▸ **WHAT THIS EXERCISE ASKS**:
A. In the cryptocurrency text, how long had the Romans and the Persians been fighting each other?
B. Decide whether each statement agrees with the cryptocurrency text, answering yes or no and quoting the words that decide it: (i) The writer began following cryptocurrency seriously again after the 2017 peak and crash. (ii) By the turn of the 8th century, the Persian empire survived in a reduced form. (iii) The video is meant to be the first of three.
C. Please continue the cryptocurrency text from its final sentence.

▸ **READING TEXT**:

— start —

I’ve been bothered by Cryptocurrency for quite some time. I started following it seriously again after the 2017 peak and crash. I’ve always been leery of talking about it because I so fundamentally did not get why it continued to be a thing. After researching it at great length in recent months, I’ve come to the conclusion that it’s the world that’s crazy, not me. If cryptocurrency continues on its current trajectory, it’s got a lot of terrifying implications. I begin to unpack those in this video, which is intended to be the first of three.
Video Transcript after the jump…
At the beginning of the 7th century, the ancient world was divided between two enemies that probably thought of each other as immortal. The Romans and the Persians, in different forms, had been fighting each other for over half a millennium. They knew the battle ground, they knew the weapons, and they poured everything they could into fighting those fights. But while they were focused on each other, a new religion, and a new approach to conquest was being born in a desert to the South. By the turn of the 8th century Islam had obliterated the old order, wiping out the Persian empire entirely, and reducing mighty Rome to a few scattered possessions outside the walls of Constantinople.
I get irritated by people who try to force the modern world into convoluted ancient civilization analogies. But that one episode is always with me. As I look at US security strategy, and my government’s constant attempts to conjure up a threat to justify our defense budgets, I often wonder what we are missing. What’s the thing that’s going to come zooming out of the desert to annihilate the world as we know it, while we are focused on something else entirely? I am beginning to suspect it’s fricking Bitcoin.

— end —

(Data pulled from a collection)
— start —

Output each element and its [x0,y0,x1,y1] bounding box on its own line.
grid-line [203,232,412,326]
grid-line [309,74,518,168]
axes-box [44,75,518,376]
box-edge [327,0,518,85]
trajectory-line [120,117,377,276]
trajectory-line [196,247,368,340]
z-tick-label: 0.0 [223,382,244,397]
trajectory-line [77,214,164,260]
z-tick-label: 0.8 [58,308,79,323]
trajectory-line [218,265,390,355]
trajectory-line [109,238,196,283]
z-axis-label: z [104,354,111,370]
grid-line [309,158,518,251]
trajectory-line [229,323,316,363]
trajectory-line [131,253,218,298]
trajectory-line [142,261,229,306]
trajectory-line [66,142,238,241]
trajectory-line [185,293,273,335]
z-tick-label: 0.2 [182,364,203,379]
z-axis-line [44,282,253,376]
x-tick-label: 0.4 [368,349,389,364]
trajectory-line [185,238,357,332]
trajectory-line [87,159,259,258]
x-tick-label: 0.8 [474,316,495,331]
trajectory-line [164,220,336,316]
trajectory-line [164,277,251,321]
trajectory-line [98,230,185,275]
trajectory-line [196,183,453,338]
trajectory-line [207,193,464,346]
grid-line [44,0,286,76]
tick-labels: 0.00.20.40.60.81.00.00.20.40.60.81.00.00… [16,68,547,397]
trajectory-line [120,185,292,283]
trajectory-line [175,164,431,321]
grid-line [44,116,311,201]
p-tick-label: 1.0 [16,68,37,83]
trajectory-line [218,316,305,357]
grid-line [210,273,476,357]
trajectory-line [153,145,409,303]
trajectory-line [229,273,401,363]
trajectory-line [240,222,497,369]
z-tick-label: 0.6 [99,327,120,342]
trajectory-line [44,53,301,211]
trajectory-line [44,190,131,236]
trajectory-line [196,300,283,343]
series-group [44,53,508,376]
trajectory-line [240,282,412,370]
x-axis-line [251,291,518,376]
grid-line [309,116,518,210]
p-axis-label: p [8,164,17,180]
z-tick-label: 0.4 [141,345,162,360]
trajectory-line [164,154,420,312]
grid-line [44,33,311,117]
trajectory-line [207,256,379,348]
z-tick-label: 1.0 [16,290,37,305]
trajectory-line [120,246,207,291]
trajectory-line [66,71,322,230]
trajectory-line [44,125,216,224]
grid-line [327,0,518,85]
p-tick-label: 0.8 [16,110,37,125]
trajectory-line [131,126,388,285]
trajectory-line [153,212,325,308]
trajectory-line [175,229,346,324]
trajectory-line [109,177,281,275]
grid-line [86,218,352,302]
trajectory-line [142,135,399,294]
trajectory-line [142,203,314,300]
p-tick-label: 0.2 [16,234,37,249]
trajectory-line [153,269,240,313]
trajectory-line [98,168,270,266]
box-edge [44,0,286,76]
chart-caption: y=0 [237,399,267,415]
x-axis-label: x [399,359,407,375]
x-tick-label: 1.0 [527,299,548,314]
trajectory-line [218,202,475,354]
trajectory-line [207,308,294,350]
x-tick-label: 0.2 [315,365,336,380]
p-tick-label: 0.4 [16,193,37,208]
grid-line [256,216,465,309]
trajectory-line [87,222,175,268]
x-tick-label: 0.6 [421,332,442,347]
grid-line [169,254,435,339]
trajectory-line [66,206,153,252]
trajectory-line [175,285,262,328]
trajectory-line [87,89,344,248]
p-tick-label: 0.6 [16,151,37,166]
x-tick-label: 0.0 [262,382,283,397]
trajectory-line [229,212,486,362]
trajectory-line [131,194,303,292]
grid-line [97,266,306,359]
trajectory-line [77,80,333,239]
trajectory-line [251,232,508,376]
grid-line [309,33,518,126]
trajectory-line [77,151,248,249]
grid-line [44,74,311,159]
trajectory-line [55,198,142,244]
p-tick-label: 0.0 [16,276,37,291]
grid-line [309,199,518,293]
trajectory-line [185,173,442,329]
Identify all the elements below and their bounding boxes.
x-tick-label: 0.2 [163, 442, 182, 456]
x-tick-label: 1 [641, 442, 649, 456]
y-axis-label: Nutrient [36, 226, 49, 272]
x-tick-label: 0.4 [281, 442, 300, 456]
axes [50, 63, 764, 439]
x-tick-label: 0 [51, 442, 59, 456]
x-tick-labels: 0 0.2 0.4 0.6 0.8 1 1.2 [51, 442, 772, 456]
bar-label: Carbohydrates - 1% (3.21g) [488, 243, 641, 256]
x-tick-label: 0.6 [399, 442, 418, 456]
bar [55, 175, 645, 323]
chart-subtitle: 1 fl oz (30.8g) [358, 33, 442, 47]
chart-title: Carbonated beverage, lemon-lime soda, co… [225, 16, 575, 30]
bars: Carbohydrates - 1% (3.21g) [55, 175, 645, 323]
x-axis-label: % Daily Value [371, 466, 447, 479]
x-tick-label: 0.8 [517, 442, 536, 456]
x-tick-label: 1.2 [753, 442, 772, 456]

— end —

▸ **SOLVED TASKS**:
A. For over half a millennium.

B.
(i) Yes: "I started following it seriously again after the 2017 peak and crash."
(ii) No: "wiping out the Persian empire entirely"
(iii) Yes: "which is intended to be the first of three."

C.
The US government has been working really, really hard trying to make rivalry with China a thing. We spent decades building them up into a manufacturing powerhouse. While the rest of us were distracted by the orange plague we had elected president, the Pentagon did it’s big great power competition launch and it’s honestly pretty underwhelming. I mean US media is doing its usual job of copying out defense department press releases, but there is only so much they can do with reality. We are literally spending trillions to keep China from controlling the South China Sea, even though they want it to be just as open for trade as we do, and we are spending another trillion on expanding our nuclear arsenal which is already 20-100 times the size of China’s depending on how you measure it. None of this makes any sense. China couldn’t be less threatening to the United States.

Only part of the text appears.